Dataset records:
- - - - - - -

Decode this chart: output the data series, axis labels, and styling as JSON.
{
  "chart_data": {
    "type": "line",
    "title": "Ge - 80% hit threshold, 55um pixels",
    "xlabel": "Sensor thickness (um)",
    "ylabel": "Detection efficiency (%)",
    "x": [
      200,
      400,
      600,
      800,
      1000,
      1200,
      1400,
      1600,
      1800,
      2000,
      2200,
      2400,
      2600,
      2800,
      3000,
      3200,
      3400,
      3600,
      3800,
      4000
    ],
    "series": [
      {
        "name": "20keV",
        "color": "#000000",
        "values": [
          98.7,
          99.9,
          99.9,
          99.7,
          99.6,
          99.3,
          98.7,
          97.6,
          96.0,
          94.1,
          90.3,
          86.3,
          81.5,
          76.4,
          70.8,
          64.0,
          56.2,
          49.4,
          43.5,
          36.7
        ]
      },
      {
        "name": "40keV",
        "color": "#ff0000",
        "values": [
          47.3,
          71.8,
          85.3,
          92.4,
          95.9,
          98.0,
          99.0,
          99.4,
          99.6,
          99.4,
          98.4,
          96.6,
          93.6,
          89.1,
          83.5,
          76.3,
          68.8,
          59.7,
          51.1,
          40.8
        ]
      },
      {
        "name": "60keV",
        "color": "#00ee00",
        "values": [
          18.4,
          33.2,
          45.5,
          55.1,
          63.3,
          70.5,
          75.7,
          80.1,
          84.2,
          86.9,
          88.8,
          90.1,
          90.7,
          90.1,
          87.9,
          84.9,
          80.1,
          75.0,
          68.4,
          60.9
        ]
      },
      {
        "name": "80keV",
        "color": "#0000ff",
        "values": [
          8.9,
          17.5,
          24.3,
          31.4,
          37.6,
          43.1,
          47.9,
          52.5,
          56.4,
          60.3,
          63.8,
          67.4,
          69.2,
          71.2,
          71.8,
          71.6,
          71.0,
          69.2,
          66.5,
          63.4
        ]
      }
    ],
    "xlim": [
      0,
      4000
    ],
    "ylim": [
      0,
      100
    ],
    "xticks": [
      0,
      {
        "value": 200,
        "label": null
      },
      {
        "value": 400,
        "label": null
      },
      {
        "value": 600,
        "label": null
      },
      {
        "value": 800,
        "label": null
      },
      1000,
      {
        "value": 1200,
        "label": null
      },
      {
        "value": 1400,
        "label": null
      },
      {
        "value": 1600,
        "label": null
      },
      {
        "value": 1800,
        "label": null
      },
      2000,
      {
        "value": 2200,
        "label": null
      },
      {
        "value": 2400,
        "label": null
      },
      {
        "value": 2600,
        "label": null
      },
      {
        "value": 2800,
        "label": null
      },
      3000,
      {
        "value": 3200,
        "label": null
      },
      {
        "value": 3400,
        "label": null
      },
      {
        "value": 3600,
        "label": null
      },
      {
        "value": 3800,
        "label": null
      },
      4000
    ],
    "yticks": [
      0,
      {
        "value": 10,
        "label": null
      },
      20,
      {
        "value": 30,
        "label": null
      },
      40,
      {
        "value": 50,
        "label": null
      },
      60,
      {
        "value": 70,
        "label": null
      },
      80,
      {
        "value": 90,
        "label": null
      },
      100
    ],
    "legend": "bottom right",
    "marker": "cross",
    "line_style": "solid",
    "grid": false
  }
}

- - - - - - -

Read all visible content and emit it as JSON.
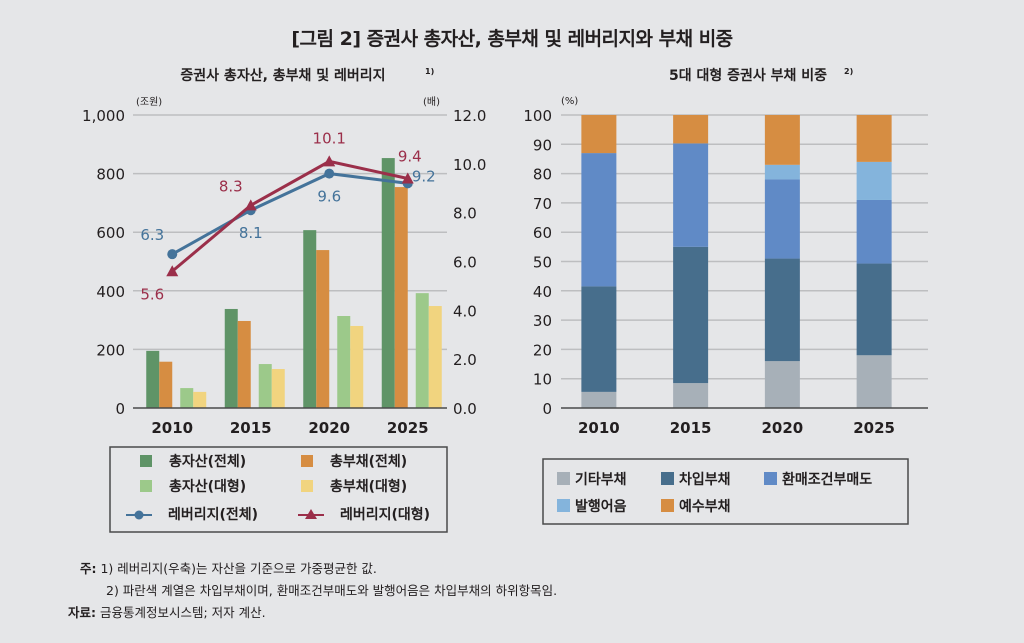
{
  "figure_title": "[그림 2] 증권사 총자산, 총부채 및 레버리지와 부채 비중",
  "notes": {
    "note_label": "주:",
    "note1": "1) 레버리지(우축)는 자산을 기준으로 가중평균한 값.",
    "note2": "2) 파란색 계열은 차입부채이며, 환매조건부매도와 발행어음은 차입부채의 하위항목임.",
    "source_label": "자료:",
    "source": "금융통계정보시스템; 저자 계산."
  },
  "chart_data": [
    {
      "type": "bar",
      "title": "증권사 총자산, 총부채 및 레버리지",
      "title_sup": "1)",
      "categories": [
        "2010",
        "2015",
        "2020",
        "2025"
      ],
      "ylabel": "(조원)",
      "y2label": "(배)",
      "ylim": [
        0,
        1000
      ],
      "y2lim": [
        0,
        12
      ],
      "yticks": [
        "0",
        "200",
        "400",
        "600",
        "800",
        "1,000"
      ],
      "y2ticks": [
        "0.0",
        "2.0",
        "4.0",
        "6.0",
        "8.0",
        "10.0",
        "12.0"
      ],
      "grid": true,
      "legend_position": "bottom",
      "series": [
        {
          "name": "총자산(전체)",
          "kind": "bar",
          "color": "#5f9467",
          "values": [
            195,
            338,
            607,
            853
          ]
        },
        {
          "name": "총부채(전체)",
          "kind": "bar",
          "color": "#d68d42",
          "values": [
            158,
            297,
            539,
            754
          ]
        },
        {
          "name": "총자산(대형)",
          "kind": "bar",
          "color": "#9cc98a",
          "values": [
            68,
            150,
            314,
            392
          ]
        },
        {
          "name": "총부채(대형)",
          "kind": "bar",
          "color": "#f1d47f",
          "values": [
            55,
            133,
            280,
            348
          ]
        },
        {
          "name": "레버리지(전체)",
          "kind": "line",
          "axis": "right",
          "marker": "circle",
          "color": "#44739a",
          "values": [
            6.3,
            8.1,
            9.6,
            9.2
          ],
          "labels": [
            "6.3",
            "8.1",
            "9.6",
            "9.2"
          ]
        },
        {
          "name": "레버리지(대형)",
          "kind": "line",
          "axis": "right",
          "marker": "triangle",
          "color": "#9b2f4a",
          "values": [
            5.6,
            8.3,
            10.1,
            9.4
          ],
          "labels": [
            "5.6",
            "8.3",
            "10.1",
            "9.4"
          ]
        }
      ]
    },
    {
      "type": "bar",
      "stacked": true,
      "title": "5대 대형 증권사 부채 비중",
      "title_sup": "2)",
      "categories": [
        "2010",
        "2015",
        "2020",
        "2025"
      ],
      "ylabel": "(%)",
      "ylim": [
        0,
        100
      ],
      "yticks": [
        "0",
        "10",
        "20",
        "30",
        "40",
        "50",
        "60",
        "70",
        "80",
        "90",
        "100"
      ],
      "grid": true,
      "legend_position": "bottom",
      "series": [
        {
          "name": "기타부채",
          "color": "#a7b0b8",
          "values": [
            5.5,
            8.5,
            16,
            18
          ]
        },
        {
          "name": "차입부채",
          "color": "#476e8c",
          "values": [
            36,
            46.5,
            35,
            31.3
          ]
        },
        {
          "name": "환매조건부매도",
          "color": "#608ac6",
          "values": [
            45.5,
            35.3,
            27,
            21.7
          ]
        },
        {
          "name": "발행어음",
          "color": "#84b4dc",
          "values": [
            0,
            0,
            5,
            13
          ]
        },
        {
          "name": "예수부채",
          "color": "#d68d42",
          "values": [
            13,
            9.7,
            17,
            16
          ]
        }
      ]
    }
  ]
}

- - - - - - -

* [CHALLENGE]:
Read the data above. Pull out each line in which the string "marker" appears.

* [ANSWER IN FULL]:
    "marker": "cross",
          "marker": "circle",
          "marker": "triangle",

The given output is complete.